» Job: Reproduce every line of the entries below, swapping "Bar" for "Column" throughout and changing nothing else; leave the pictures out.

[Start of Extracted information]

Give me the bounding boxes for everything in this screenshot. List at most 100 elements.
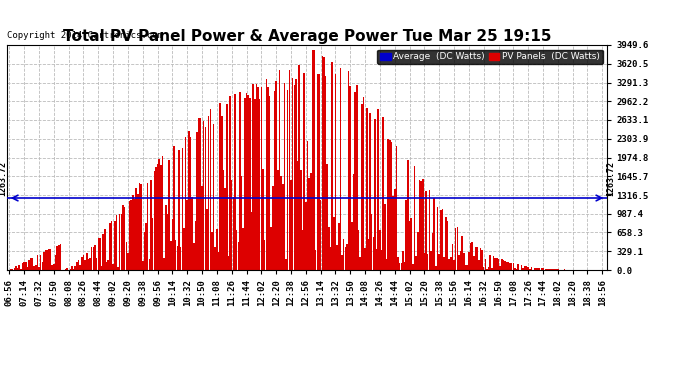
Bar — [411, 218, 412, 270]
Bar — [201, 186, 203, 270]
Bar — [135, 188, 137, 270]
Bar — [218, 252, 219, 270]
Bar — [117, 267, 119, 270]
Bar — [102, 234, 104, 270]
Bar — [457, 227, 458, 270]
Bar — [526, 266, 527, 270]
Bar — [259, 99, 261, 270]
Bar — [435, 266, 437, 270]
Bar — [353, 174, 355, 270]
Bar — [175, 240, 177, 270]
Bar — [288, 70, 290, 270]
Bar — [43, 252, 45, 270]
Bar — [124, 207, 126, 270]
Bar — [486, 268, 488, 270]
Bar — [518, 264, 519, 270]
Bar — [470, 243, 471, 270]
Bar — [28, 260, 30, 270]
Bar — [412, 264, 413, 270]
Bar — [448, 259, 450, 270]
Bar — [208, 116, 210, 270]
Bar — [506, 262, 508, 270]
Bar — [394, 189, 395, 270]
Bar — [350, 86, 351, 270]
Bar — [363, 97, 364, 270]
Bar — [229, 96, 231, 270]
Bar — [165, 205, 166, 270]
Bar — [249, 98, 250, 270]
Bar — [549, 269, 551, 270]
Bar — [223, 170, 224, 270]
Bar — [446, 221, 448, 270]
Bar — [308, 178, 310, 270]
Bar — [110, 222, 112, 270]
Bar — [473, 256, 475, 270]
Bar — [302, 230, 304, 270]
Bar — [216, 230, 217, 270]
Bar — [279, 70, 280, 270]
Bar — [246, 93, 247, 270]
Bar — [89, 258, 91, 270]
Bar — [164, 258, 165, 270]
Bar — [535, 268, 537, 270]
Bar — [430, 251, 432, 270]
Bar — [379, 230, 381, 270]
Bar — [129, 201, 130, 270]
Bar — [381, 250, 382, 270]
Bar — [140, 184, 142, 270]
Bar — [206, 209, 208, 270]
Bar — [177, 246, 178, 270]
Bar — [524, 266, 526, 270]
Bar — [508, 262, 509, 270]
Bar — [488, 267, 489, 270]
Bar — [65, 269, 66, 270]
Bar — [119, 214, 121, 270]
Bar — [310, 173, 312, 270]
Bar — [101, 267, 102, 270]
Bar — [420, 181, 422, 270]
Bar — [427, 255, 428, 270]
Bar — [397, 258, 399, 270]
Bar — [460, 251, 462, 270]
Bar — [402, 251, 404, 270]
Bar — [25, 262, 27, 270]
Bar — [417, 232, 419, 270]
Bar — [88, 259, 89, 270]
Bar — [546, 268, 547, 270]
Bar — [356, 84, 357, 270]
Bar — [275, 81, 277, 270]
Bar — [468, 252, 470, 270]
Bar — [491, 268, 493, 270]
Bar — [355, 92, 356, 270]
Bar — [203, 121, 204, 270]
Bar — [250, 211, 253, 270]
Bar — [540, 268, 542, 270]
Bar — [465, 265, 466, 270]
Bar — [466, 265, 468, 270]
Bar — [215, 248, 216, 270]
Bar — [23, 262, 25, 270]
Bar — [293, 85, 295, 270]
Bar — [180, 247, 181, 270]
Bar — [428, 190, 430, 270]
Bar — [391, 142, 392, 270]
Bar — [359, 257, 361, 270]
Bar — [17, 268, 19, 270]
Bar — [66, 268, 68, 270]
Bar — [425, 192, 427, 270]
Bar — [453, 260, 455, 270]
Bar — [493, 256, 494, 270]
Bar — [181, 148, 183, 270]
Bar — [234, 94, 236, 270]
Bar — [320, 200, 322, 270]
Bar — [41, 262, 43, 270]
Bar — [172, 219, 173, 270]
Bar — [452, 244, 453, 270]
Bar — [513, 264, 514, 270]
Bar — [193, 243, 195, 270]
Bar — [15, 266, 17, 270]
Bar — [267, 87, 268, 270]
Bar — [20, 269, 21, 270]
Bar — [343, 239, 344, 270]
Bar — [261, 87, 262, 270]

[End of Extracted information]

» Result:
Give me the bounding boxes for everything in this screenshot. List at most 100 elements.
Column — [411, 218, 412, 270]
Column — [201, 186, 203, 270]
Column — [135, 188, 137, 270]
Column — [218, 252, 219, 270]
Column — [117, 267, 119, 270]
Column — [102, 234, 104, 270]
Column — [457, 227, 458, 270]
Column — [526, 266, 527, 270]
Column — [259, 99, 261, 270]
Column — [435, 266, 437, 270]
Column — [353, 174, 355, 270]
Column — [175, 240, 177, 270]
Column — [288, 70, 290, 270]
Column — [43, 252, 45, 270]
Column — [124, 207, 126, 270]
Column — [486, 268, 488, 270]
Column — [518, 264, 519, 270]
Column — [470, 243, 471, 270]
Column — [28, 260, 30, 270]
Column — [412, 264, 413, 270]
Column — [448, 259, 450, 270]
Column — [208, 116, 210, 270]
Column — [506, 262, 508, 270]
Column — [394, 189, 395, 270]
Column — [350, 86, 351, 270]
Column — [363, 97, 364, 270]
Column — [229, 96, 231, 270]
Column — [165, 205, 166, 270]
Column — [249, 98, 250, 270]
Column — [549, 269, 551, 270]
Column — [223, 170, 224, 270]
Column — [446, 221, 448, 270]
Column — [308, 178, 310, 270]
Column — [110, 222, 112, 270]
Column — [473, 256, 475, 270]
Column — [302, 230, 304, 270]
Column — [216, 230, 217, 270]
Column — [279, 70, 280, 270]
Column — [246, 93, 247, 270]
Column — [89, 258, 91, 270]
Column — [164, 258, 165, 270]
Column — [535, 268, 537, 270]
Column — [430, 251, 432, 270]
Column — [379, 230, 381, 270]
Column — [129, 201, 130, 270]
Column — [381, 250, 382, 270]
Column — [140, 184, 142, 270]
Column — [206, 209, 208, 270]
Column — [177, 246, 178, 270]
Column — [524, 266, 526, 270]
Column — [508, 262, 509, 270]
Column — [488, 267, 489, 270]
Column — [65, 269, 66, 270]
Column — [119, 214, 121, 270]
Column — [310, 173, 312, 270]
Column — [101, 267, 102, 270]
Column — [420, 181, 422, 270]
Column — [427, 255, 428, 270]
Column — [397, 258, 399, 270]
Column — [460, 251, 462, 270]
Column — [402, 251, 404, 270]
Column — [25, 262, 27, 270]
Column — [417, 232, 419, 270]
Column — [88, 259, 89, 270]
Column — [546, 268, 547, 270]
Column — [356, 84, 357, 270]
Column — [275, 81, 277, 270]
Column — [468, 252, 470, 270]
Column — [491, 268, 493, 270]
Column — [355, 92, 356, 270]
Column — [203, 121, 204, 270]
Column — [250, 211, 253, 270]
Column — [540, 268, 542, 270]
Column — [465, 265, 466, 270]
Column — [466, 265, 468, 270]
Column — [215, 248, 216, 270]
Column — [23, 262, 25, 270]
Column — [293, 85, 295, 270]
Column — [180, 247, 181, 270]
Column — [428, 190, 430, 270]
Column — [391, 142, 392, 270]
Column — [359, 257, 361, 270]
Column — [17, 268, 19, 270]
Column — [66, 268, 68, 270]
Column — [425, 192, 427, 270]
Column — [453, 260, 455, 270]
Column — [493, 256, 494, 270]
Column — [181, 148, 183, 270]
Column — [234, 94, 236, 270]
Column — [320, 200, 322, 270]
Column — [41, 262, 43, 270]
Column — [172, 219, 173, 270]
Column — [452, 244, 453, 270]
Column — [513, 264, 514, 270]
Column — [193, 243, 195, 270]
Column — [15, 266, 17, 270]
Column — [267, 87, 268, 270]
Column — [20, 269, 21, 270]
Column — [343, 239, 344, 270]
Column — [261, 87, 262, 270]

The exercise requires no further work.